▶ **The data**:

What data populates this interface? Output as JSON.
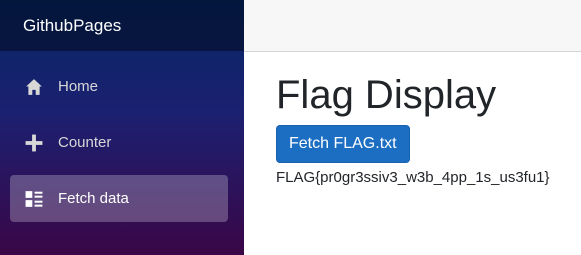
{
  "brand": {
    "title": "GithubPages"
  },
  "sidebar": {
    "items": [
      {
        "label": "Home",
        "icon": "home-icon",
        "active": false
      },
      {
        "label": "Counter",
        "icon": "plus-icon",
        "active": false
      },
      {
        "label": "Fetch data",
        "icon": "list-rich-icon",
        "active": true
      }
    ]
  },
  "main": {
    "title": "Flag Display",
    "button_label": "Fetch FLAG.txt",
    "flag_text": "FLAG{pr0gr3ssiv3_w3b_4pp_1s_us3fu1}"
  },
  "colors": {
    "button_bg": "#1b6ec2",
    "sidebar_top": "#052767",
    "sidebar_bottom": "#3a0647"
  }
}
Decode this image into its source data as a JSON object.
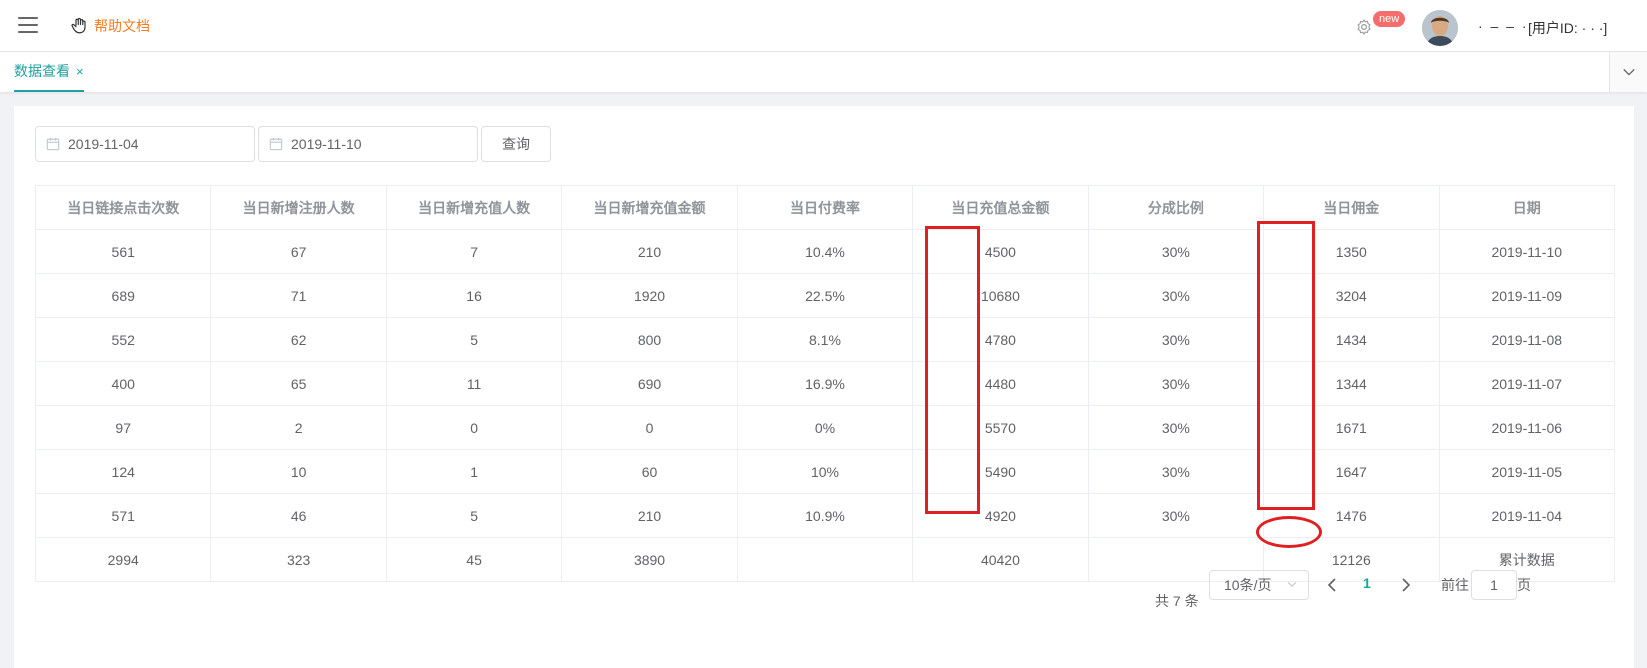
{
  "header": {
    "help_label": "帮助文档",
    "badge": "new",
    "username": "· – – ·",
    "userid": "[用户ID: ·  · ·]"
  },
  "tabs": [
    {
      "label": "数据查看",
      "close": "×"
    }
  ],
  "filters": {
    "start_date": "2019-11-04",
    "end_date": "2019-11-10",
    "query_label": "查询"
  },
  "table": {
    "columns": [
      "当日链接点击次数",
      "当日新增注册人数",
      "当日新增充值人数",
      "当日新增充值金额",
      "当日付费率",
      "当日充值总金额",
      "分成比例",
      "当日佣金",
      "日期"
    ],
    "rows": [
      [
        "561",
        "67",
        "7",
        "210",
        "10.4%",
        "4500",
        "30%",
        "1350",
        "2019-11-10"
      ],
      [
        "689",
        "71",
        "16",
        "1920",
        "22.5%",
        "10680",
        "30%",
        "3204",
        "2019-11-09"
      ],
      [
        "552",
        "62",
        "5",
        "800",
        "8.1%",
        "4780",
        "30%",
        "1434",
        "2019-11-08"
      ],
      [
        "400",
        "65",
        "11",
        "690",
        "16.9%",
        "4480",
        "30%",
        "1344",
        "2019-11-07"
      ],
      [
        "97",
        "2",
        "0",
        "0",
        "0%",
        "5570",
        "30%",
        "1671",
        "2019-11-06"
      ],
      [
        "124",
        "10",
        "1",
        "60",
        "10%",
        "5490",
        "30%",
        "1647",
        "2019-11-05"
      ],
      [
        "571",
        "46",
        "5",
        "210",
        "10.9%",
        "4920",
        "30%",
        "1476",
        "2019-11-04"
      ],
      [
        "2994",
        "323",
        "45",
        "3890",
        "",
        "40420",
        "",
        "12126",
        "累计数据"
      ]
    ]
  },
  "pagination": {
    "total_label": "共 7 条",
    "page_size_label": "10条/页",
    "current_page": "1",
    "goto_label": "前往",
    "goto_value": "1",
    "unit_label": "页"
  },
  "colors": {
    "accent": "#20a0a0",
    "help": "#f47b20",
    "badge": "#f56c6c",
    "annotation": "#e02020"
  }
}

▶ **What is needed**: Within the listing above, find every line containing the string "Fetch" and return it.

▶ **Complete response**:
        "label": "Fetch data",
    "button_label": "Fetch FLAG.txt",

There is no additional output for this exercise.